## Dataset records
______________________________

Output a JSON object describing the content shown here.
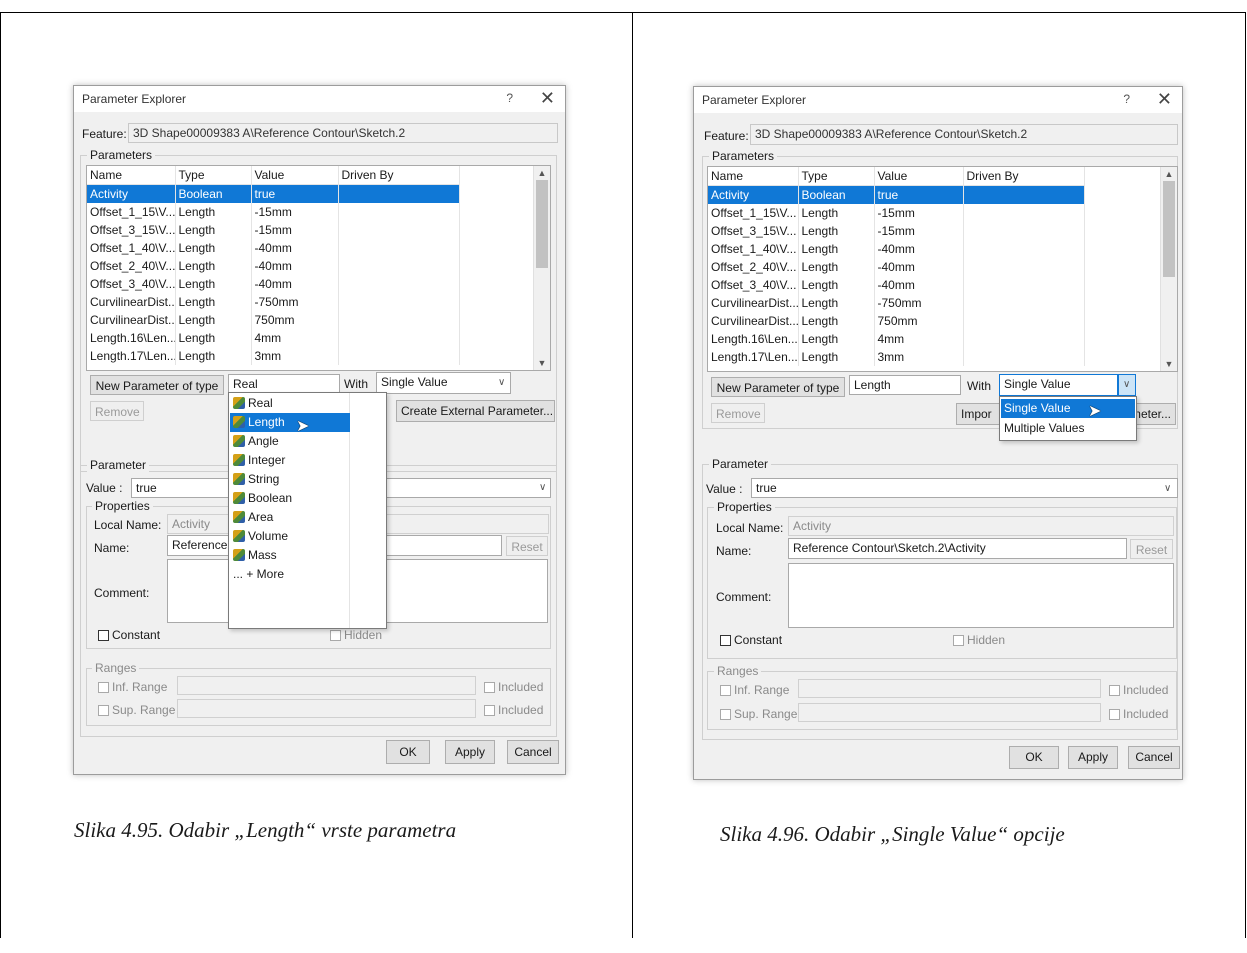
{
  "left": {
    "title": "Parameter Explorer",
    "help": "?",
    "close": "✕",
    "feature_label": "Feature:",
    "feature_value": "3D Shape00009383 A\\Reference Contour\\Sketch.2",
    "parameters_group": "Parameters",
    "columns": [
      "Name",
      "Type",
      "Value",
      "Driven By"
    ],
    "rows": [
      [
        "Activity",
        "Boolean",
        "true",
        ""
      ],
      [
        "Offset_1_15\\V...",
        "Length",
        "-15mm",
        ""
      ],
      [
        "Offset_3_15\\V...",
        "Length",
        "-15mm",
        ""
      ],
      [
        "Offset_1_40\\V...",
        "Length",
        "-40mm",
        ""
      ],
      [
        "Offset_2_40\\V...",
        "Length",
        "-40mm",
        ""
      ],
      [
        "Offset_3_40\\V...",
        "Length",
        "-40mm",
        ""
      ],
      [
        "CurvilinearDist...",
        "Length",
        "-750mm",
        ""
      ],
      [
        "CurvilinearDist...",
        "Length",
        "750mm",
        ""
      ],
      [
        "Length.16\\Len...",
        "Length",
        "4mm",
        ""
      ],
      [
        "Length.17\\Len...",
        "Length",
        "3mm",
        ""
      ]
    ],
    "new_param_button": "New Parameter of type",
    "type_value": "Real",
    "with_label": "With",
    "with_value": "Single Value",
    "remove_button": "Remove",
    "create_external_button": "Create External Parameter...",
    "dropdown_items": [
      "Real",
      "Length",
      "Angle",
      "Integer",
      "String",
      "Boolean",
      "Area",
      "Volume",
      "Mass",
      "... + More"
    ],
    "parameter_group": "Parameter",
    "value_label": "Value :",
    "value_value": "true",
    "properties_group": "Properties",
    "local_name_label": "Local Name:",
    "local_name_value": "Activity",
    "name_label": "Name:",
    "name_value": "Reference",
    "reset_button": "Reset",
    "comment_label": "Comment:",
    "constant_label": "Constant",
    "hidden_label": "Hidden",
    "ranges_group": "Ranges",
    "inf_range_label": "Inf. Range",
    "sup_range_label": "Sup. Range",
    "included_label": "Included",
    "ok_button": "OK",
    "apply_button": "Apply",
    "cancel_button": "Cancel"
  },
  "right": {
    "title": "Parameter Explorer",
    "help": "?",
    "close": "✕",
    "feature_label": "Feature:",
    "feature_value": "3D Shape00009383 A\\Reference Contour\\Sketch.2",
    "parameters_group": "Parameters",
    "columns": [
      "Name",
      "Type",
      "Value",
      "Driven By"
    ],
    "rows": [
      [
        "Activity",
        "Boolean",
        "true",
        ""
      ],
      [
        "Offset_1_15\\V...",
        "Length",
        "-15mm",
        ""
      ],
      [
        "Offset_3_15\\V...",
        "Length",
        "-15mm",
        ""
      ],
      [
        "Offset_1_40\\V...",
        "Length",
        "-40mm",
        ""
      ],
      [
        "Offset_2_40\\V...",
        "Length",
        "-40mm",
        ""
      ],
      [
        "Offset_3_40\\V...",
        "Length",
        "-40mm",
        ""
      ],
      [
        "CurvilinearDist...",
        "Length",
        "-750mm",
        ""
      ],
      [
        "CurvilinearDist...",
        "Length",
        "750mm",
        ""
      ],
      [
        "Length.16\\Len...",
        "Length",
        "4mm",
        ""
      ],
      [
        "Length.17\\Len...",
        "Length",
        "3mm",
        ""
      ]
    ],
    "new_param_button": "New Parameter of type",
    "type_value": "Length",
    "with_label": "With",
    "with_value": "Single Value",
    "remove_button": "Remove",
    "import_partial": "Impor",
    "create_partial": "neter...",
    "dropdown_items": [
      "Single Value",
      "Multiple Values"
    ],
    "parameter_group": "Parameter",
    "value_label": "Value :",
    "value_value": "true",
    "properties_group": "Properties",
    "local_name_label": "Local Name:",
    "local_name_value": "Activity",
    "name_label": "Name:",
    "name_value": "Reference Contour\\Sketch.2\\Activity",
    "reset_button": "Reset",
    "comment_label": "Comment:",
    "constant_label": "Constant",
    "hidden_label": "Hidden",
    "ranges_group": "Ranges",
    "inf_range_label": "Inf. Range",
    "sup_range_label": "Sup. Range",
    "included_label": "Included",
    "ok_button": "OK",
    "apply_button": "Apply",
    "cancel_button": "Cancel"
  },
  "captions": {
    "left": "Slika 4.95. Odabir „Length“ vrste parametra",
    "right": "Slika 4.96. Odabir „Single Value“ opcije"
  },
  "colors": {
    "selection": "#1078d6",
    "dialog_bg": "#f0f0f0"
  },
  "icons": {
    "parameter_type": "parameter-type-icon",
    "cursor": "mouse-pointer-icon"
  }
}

______________________________

## Stated goal
Could you repeat all of the material exactly? Pictures should not be copied.

## Exercise response
Output a JSON object describing the content shown here.
{
  "left": {
    "title": "Parameter Explorer",
    "help": "?",
    "close": "✕",
    "feature_label": "Feature:",
    "feature_value": "3D Shape00009383 A\\Reference Contour\\Sketch.2",
    "parameters_group": "Parameters",
    "columns": [
      "Name",
      "Type",
      "Value",
      "Driven By"
    ],
    "rows": [
      [
        "Activity",
        "Boolean",
        "true",
        ""
      ],
      [
        "Offset_1_15\\V...",
        "Length",
        "-15mm",
        ""
      ],
      [
        "Offset_3_15\\V...",
        "Length",
        "-15mm",
        ""
      ],
      [
        "Offset_1_40\\V...",
        "Length",
        "-40mm",
        ""
      ],
      [
        "Offset_2_40\\V...",
        "Length",
        "-40mm",
        ""
      ],
      [
        "Offset_3_40\\V...",
        "Length",
        "-40mm",
        ""
      ],
      [
        "CurvilinearDist...",
        "Length",
        "-750mm",
        ""
      ],
      [
        "CurvilinearDist...",
        "Length",
        "750mm",
        ""
      ],
      [
        "Length.16\\Len...",
        "Length",
        "4mm",
        ""
      ],
      [
        "Length.17\\Len...",
        "Length",
        "3mm",
        ""
      ]
    ],
    "new_param_button": "New Parameter of type",
    "type_value": "Real",
    "with_label": "With",
    "with_value": "Single Value",
    "remove_button": "Remove",
    "create_external_button": "Create External Parameter...",
    "dropdown_items": [
      "Real",
      "Length",
      "Angle",
      "Integer",
      "String",
      "Boolean",
      "Area",
      "Volume",
      "Mass",
      "... + More"
    ],
    "parameter_group": "Parameter",
    "value_label": "Value :",
    "value_value": "true",
    "properties_group": "Properties",
    "local_name_label": "Local Name:",
    "local_name_value": "Activity",
    "name_label": "Name:",
    "name_value": "Reference",
    "reset_button": "Reset",
    "comment_label": "Comment:",
    "constant_label": "Constant",
    "hidden_label": "Hidden",
    "ranges_group": "Ranges",
    "inf_range_label": "Inf. Range",
    "sup_range_label": "Sup. Range",
    "included_label": "Included",
    "ok_button": "OK",
    "apply_button": "Apply",
    "cancel_button": "Cancel"
  },
  "right": {
    "title": "Parameter Explorer",
    "help": "?",
    "close": "✕",
    "feature_label": "Feature:",
    "feature_value": "3D Shape00009383 A\\Reference Contour\\Sketch.2",
    "parameters_group": "Parameters",
    "columns": [
      "Name",
      "Type",
      "Value",
      "Driven By"
    ],
    "rows": [
      [
        "Activity",
        "Boolean",
        "true",
        ""
      ],
      [
        "Offset_1_15\\V...",
        "Length",
        "-15mm",
        ""
      ],
      [
        "Offset_3_15\\V...",
        "Length",
        "-15mm",
        ""
      ],
      [
        "Offset_1_40\\V...",
        "Length",
        "-40mm",
        ""
      ],
      [
        "Offset_2_40\\V...",
        "Length",
        "-40mm",
        ""
      ],
      [
        "Offset_3_40\\V...",
        "Length",
        "-40mm",
        ""
      ],
      [
        "CurvilinearDist...",
        "Length",
        "-750mm",
        ""
      ],
      [
        "CurvilinearDist...",
        "Length",
        "750mm",
        ""
      ],
      [
        "Length.16\\Len...",
        "Length",
        "4mm",
        ""
      ],
      [
        "Length.17\\Len...",
        "Length",
        "3mm",
        ""
      ]
    ],
    "new_param_button": "New Parameter of type",
    "type_value": "Length",
    "with_label": "With",
    "with_value": "Single Value",
    "remove_button": "Remove",
    "import_partial": "Impor",
    "create_partial": "neter...",
    "dropdown_items": [
      "Single Value",
      "Multiple Values"
    ],
    "parameter_group": "Parameter",
    "value_label": "Value :",
    "value_value": "true",
    "properties_group": "Properties",
    "local_name_label": "Local Name:",
    "local_name_value": "Activity",
    "name_label": "Name:",
    "name_value": "Reference Contour\\Sketch.2\\Activity",
    "reset_button": "Reset",
    "comment_label": "Comment:",
    "constant_label": "Constant",
    "hidden_label": "Hidden",
    "ranges_group": "Ranges",
    "inf_range_label": "Inf. Range",
    "sup_range_label": "Sup. Range",
    "included_label": "Included",
    "ok_button": "OK",
    "apply_button": "Apply",
    "cancel_button": "Cancel"
  },
  "captions": {
    "left": "Slika 4.95. Odabir „Length“ vrste parametra",
    "right": "Slika 4.96. Odabir „Single Value“ opcije"
  },
  "colors": {
    "selection": "#1078d6",
    "dialog_bg": "#f0f0f0"
  },
  "icons": {
    "parameter_type": "parameter-type-icon",
    "cursor": "mouse-pointer-icon"
  }
}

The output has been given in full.